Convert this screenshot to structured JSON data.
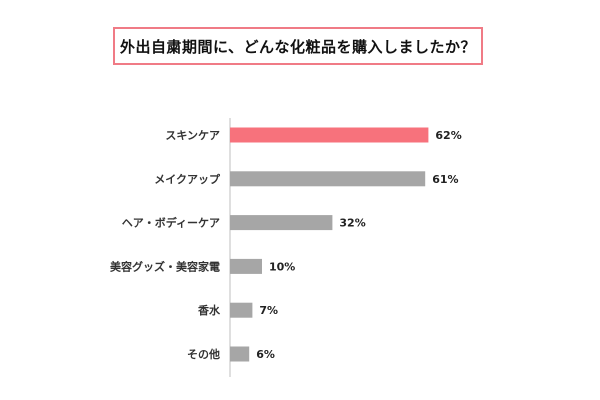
{
  "chart_data": {
    "type": "bar",
    "orientation": "horizontal",
    "title": "外出自粛期間に、どんな化粧品を購入しましたか？",
    "categories": [
      "スキンケア",
      "メイクアップ",
      "ヘア・ボディーケア",
      "美容グッズ・美容家電",
      "香水",
      "その他"
    ],
    "values": [
      62,
      61,
      32,
      10,
      7,
      6
    ],
    "value_labels": [
      "62%",
      "61%",
      "32%",
      "10%",
      "7%",
      "6%"
    ],
    "xlim": [
      0,
      100
    ],
    "grid": false,
    "legend": "none",
    "colors": {
      "highlight": "#f7727c",
      "default": "#a6a6a6",
      "title_border": "#f07b86",
      "axis": "#bfbfbf"
    },
    "highlight_index": 0
  }
}
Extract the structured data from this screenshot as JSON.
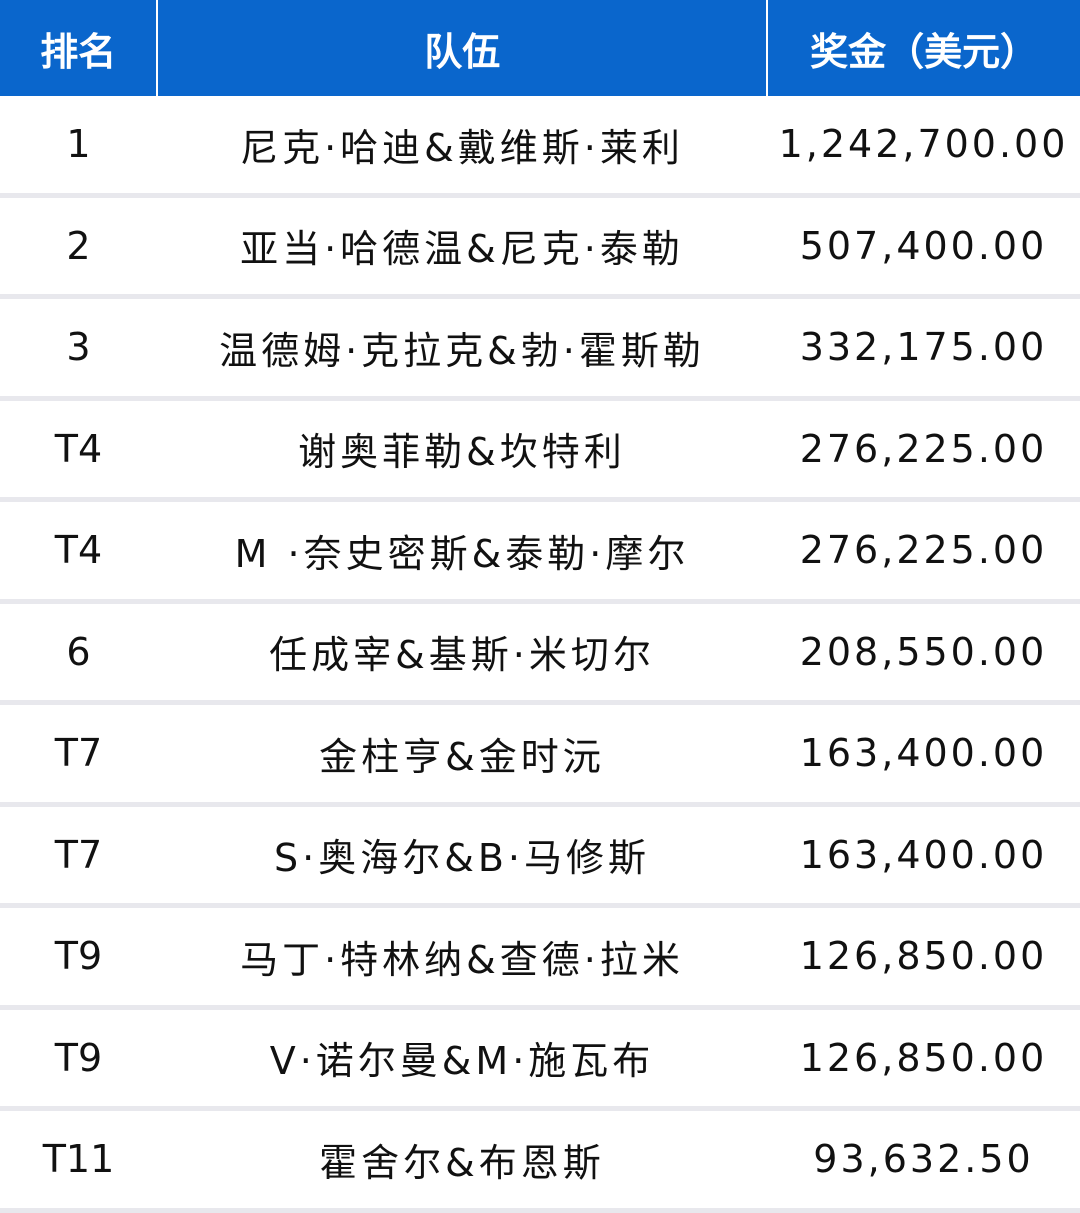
{
  "header": {
    "rank": "排名",
    "team": "队伍",
    "prize": "奖金（美元）"
  },
  "rows": [
    {
      "rank": "1",
      "team": "尼克·哈迪&戴维斯·莱利",
      "prize": "1,242,700.00"
    },
    {
      "rank": "2",
      "team": "亚当·哈德温&尼克·泰勒",
      "prize": "507,400.00"
    },
    {
      "rank": "3",
      "team": "温德姆·克拉克&勃·霍斯勒",
      "prize": "332,175.00"
    },
    {
      "rank": "T4",
      "team": "谢奥菲勒&坎特利",
      "prize": "276,225.00"
    },
    {
      "rank": "T4",
      "team": "M ·奈史密斯&泰勒·摩尔",
      "prize": "276,225.00"
    },
    {
      "rank": "6",
      "team": "任成宰&基斯·米切尔",
      "prize": "208,550.00"
    },
    {
      "rank": "T7",
      "team": "金柱亨&金时沅",
      "prize": "163,400.00"
    },
    {
      "rank": "T7",
      "team": "S·奥海尔&B·马修斯",
      "prize": "163,400.00"
    },
    {
      "rank": "T9",
      "team": "马丁·特林纳&查德·拉米",
      "prize": "126,850.00"
    },
    {
      "rank": "T9",
      "team": "V·诺尔曼&M·施瓦布",
      "prize": "126,850.00"
    },
    {
      "rank": "T11",
      "team": "霍舍尔&布恩斯",
      "prize": "93,632.50"
    }
  ],
  "colors": {
    "header_bg": "#0a66cc",
    "header_text": "#ffffff",
    "row_separator": "#e8e8ed"
  }
}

> [Problem to solve]
Go through the records and show every line with the string "this" in it.

> [The response]
Convert this screenshot to structured JSON data.
Extract the structured data from this screenshot as JSON.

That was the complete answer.